§ **TASK BRIEF**
Pick out each line of the records in which the word "rendir" appears.

§ **DATASET ROWS**
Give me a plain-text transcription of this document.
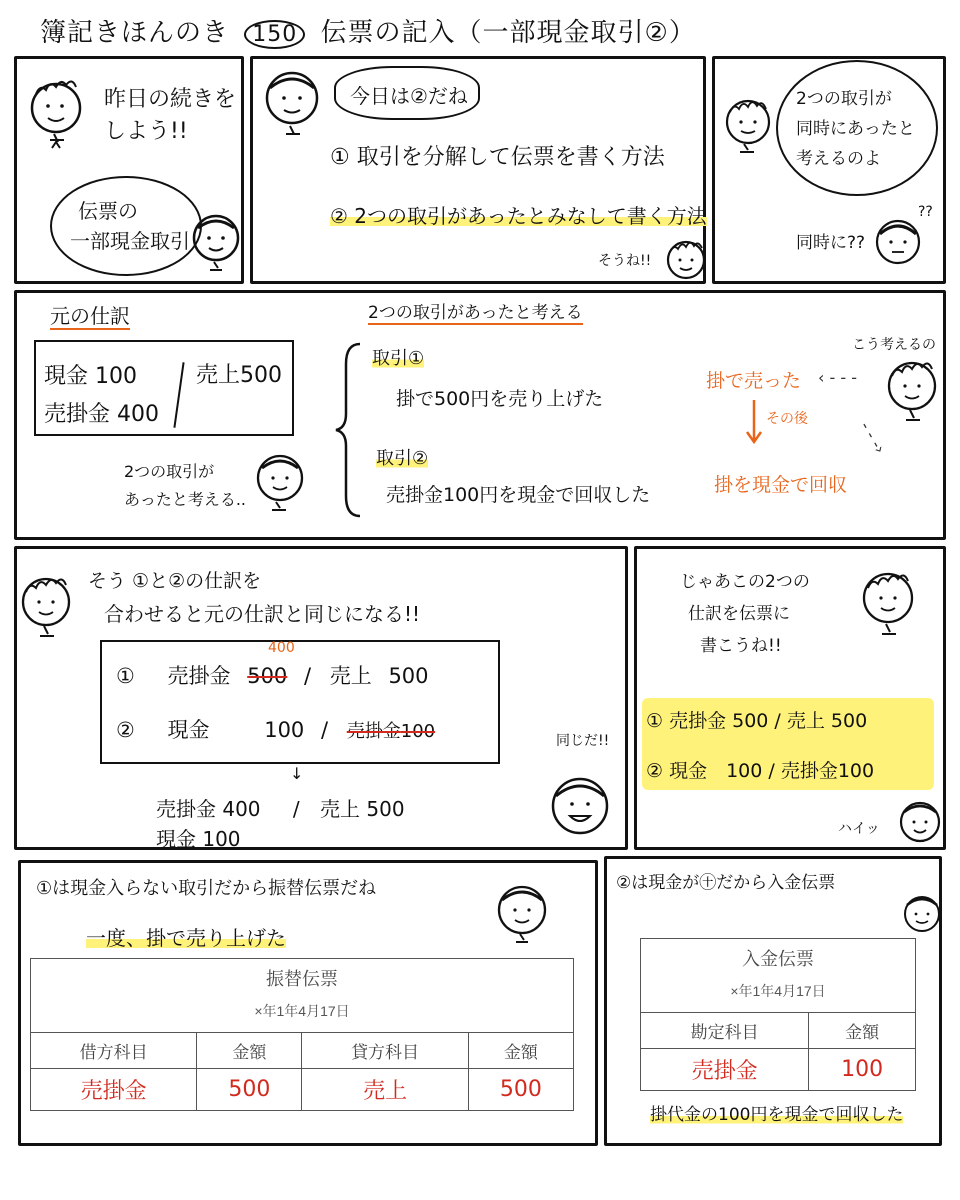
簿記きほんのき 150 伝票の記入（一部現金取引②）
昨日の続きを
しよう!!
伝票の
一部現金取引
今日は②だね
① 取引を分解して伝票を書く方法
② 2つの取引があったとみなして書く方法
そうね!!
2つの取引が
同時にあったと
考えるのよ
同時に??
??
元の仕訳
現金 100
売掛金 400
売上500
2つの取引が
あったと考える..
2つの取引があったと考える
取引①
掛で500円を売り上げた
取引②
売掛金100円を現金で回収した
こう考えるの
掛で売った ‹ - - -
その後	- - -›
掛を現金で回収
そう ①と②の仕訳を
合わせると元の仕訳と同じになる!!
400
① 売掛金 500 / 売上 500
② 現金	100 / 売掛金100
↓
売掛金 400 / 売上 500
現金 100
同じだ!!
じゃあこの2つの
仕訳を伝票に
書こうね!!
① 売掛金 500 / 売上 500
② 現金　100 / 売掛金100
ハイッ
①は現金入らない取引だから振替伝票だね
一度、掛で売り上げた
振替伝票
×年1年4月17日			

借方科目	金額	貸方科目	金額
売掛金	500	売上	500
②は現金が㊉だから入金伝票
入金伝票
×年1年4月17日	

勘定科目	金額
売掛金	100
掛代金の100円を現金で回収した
--
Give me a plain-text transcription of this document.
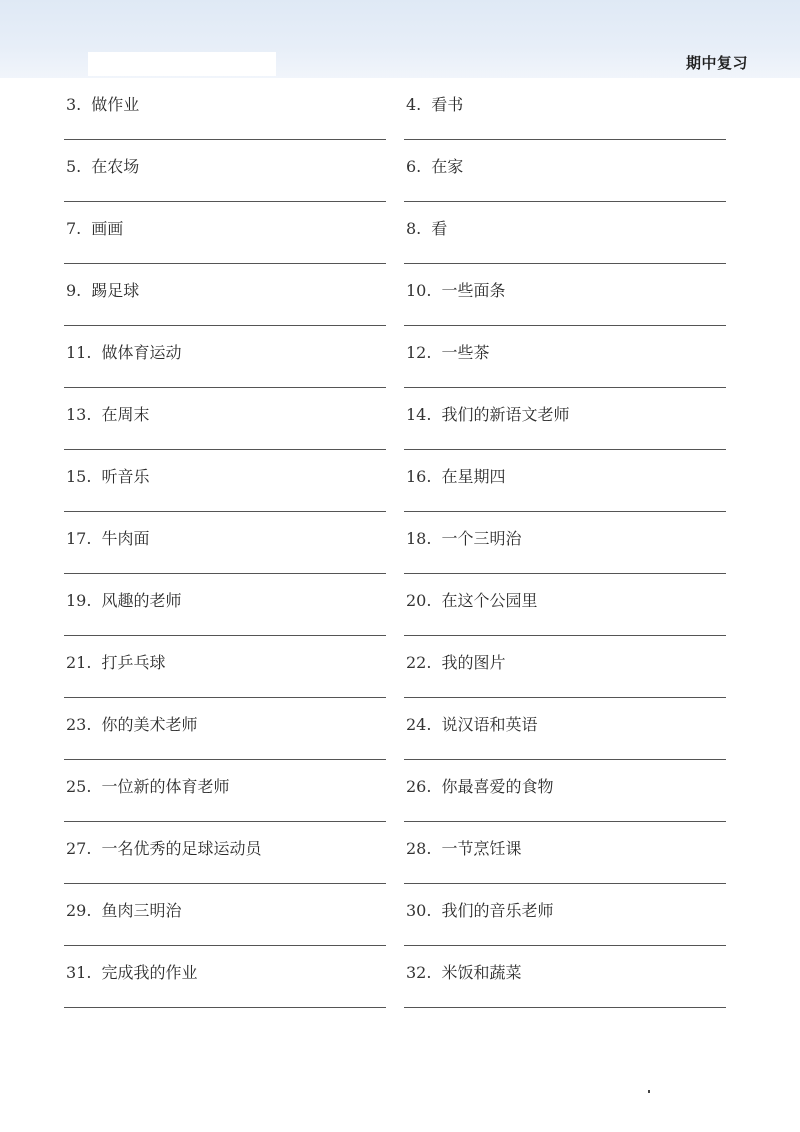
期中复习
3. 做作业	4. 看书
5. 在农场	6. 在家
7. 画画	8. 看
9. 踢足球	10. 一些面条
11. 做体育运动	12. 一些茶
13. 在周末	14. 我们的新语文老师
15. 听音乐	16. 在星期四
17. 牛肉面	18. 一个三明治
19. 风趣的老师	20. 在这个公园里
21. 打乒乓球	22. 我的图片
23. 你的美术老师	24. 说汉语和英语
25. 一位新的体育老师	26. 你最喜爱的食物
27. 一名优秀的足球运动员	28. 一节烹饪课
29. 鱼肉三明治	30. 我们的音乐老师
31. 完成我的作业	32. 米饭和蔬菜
==
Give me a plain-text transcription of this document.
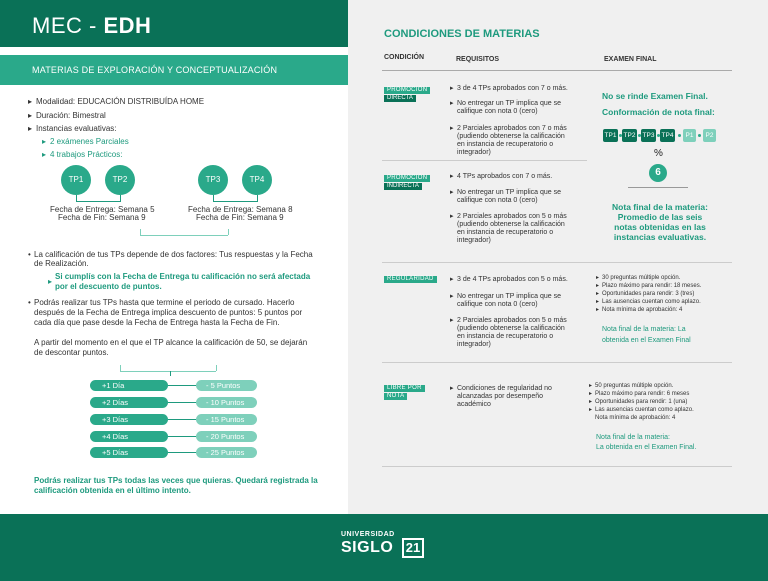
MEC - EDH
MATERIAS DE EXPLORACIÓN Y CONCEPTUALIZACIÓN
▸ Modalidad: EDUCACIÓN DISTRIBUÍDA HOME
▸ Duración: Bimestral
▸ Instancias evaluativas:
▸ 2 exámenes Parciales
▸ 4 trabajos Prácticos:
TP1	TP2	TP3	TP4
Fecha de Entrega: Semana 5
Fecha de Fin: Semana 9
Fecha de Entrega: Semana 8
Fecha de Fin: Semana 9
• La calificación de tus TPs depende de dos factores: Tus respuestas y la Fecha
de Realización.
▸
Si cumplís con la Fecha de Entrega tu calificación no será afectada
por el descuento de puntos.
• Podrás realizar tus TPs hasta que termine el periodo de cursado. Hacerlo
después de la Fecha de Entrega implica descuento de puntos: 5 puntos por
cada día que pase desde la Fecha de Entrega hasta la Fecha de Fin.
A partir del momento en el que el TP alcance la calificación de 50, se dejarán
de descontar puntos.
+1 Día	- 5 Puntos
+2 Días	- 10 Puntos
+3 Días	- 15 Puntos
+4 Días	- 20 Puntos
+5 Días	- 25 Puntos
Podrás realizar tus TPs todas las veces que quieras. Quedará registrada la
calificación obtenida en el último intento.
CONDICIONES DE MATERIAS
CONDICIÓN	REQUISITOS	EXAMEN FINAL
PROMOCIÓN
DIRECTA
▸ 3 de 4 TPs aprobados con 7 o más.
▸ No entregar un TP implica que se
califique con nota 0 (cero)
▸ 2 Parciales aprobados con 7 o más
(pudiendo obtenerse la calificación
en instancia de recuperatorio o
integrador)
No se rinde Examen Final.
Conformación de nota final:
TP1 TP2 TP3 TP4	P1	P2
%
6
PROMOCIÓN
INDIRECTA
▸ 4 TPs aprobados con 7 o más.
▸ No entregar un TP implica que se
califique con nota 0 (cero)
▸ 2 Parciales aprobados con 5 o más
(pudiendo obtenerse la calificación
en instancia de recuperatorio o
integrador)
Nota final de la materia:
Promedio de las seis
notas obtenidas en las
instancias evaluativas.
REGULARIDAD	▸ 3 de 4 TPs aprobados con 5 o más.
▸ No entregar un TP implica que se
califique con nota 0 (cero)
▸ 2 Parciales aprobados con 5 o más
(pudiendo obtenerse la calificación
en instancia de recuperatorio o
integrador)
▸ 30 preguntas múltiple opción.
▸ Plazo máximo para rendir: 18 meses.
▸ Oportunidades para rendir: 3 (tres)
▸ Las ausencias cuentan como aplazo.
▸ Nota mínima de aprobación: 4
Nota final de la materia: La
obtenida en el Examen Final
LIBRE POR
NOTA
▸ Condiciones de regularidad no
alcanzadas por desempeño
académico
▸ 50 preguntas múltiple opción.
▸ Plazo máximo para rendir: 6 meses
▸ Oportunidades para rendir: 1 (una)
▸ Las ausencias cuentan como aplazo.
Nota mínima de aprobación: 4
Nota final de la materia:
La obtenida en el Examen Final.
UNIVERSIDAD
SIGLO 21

§ **OUTPUT FOR THIS TASK**
▸ Plazo máximo para rendir: 18 meses.
▸ Oportunidades para rendir: 3 (tres)
▸ Plazo máximo para rendir: 6 meses
▸ Oportunidades para rendir: 1 (una)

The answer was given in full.